>>

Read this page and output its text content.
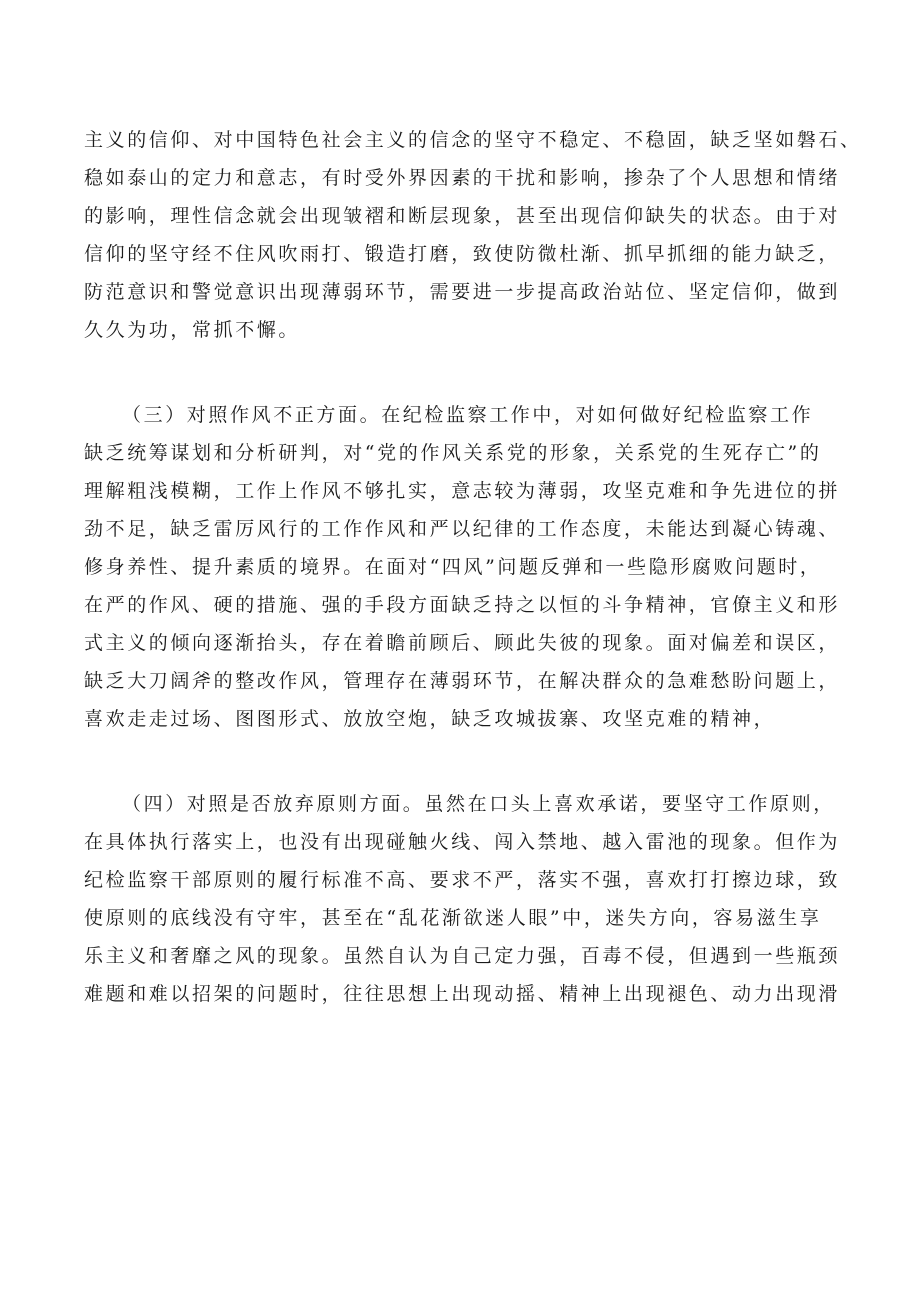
主义的信仰、对中国特色社会主义的信念的坚守不稳定、不稳固，缺乏坚如磐石、
稳如泰山的定力和意志，有时受外界因素的干扰和影响，掺杂了个人思想和情绪
的影响，理性信念就会出现皱褶和断层现象，甚至出现信仰缺失的状态。由于对
信仰的坚守经不住风吹雨打、锻造打磨，致使防微杜渐、抓早抓细的能力缺乏，
防范意识和警觉意识出现薄弱环节，需要进一步提高政治站位、坚定信仰，做到
久久为功，常抓不懈。
（三）对照作风不正方面。在纪检监察工作中，对如何做好纪检监察工作
缺乏统筹谋划和分析研判，对“党的作风关系党的形象，关系党的生死存亡”的
理解粗浅模糊，工作上作风不够扎实，意志较为薄弱，攻坚克难和争先进位的拼
劲不足，缺乏雷厉风行的工作作风和严以纪律的工作态度，未能达到凝心铸魂、
修身养性、提升素质的境界。在面对“四风”问题反弹和一些隐形腐败问题时，
在严的作风、硬的措施、强的手段方面缺乏持之以恒的斗争精神，官僚主义和形
式主义的倾向逐渐抬头，存在着瞻前顾后、顾此失彼的现象。面对偏差和误区，
缺乏大刀阔斧的整改作风，管理存在薄弱环节，在解决群众的急难愁盼问题上，
喜欢走走过场、图图形式、放放空炮，缺乏攻城拔寨、攻坚克难的精神，
（四）对照是否放弃原则方面。虽然在口头上喜欢承诺，要坚守工作原则，
在具体执行落实上，也没有出现碰触火线、闯入禁地、越入雷池的现象。但作为
纪检监察干部原则的履行标准不高、要求不严，落实不强，喜欢打打擦边球，致
使原则的底线没有守牢，甚至在“乱花渐欲迷人眼”中，迷失方向，容易滋生享
乐主义和奢靡之风的现象。虽然自认为自己定力强，百毒不侵，但遇到一些瓶颈
难题和难以招架的问题时，往往思想上出现动摇、精神上出现褪色、动力出现滑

<<

◆ STATED GOAL
The records above are to be reproduced exactly; the pictures are to be left out.

◆ RESPONSE TO THIS EXERCISE
Read this page and output its text content.
主义的信仰、对中国特色社会主义的信念的坚守不稳定、不稳固，缺乏坚如磐石、
稳如泰山的定力和意志，有时受外界因素的干扰和影响，掺杂了个人思想和情绪
的影响，理性信念就会出现皱褶和断层现象，甚至出现信仰缺失的状态。由于对
信仰的坚守经不住风吹雨打、锻造打磨，致使防微杜渐、抓早抓细的能力缺乏，
防范意识和警觉意识出现薄弱环节，需要进一步提高政治站位、坚定信仰，做到
久久为功，常抓不懈。
（三）对照作风不正方面。在纪检监察工作中，对如何做好纪检监察工作
缺乏统筹谋划和分析研判，对“党的作风关系党的形象，关系党的生死存亡”的
理解粗浅模糊，工作上作风不够扎实，意志较为薄弱，攻坚克难和争先进位的拼
劲不足，缺乏雷厉风行的工作作风和严以纪律的工作态度，未能达到凝心铸魂、
修身养性、提升素质的境界。在面对“四风”问题反弹和一些隐形腐败问题时，
在严的作风、硬的措施、强的手段方面缺乏持之以恒的斗争精神，官僚主义和形
式主义的倾向逐渐抬头，存在着瞻前顾后、顾此失彼的现象。面对偏差和误区，
缺乏大刀阔斧的整改作风，管理存在薄弱环节，在解决群众的急难愁盼问题上，
喜欢走走过场、图图形式、放放空炮，缺乏攻城拔寨、攻坚克难的精神，
（四）对照是否放弃原则方面。虽然在口头上喜欢承诺，要坚守工作原则，
在具体执行落实上，也没有出现碰触火线、闯入禁地、越入雷池的现象。但作为
纪检监察干部原则的履行标准不高、要求不严，落实不强，喜欢打打擦边球，致
使原则的底线没有守牢，甚至在“乱花渐欲迷人眼”中，迷失方向，容易滋生享
乐主义和奢靡之风的现象。虽然自认为自己定力强，百毒不侵，但遇到一些瓶颈
难题和难以招架的问题时，往往思想上出现动摇、精神上出现褪色、动力出现滑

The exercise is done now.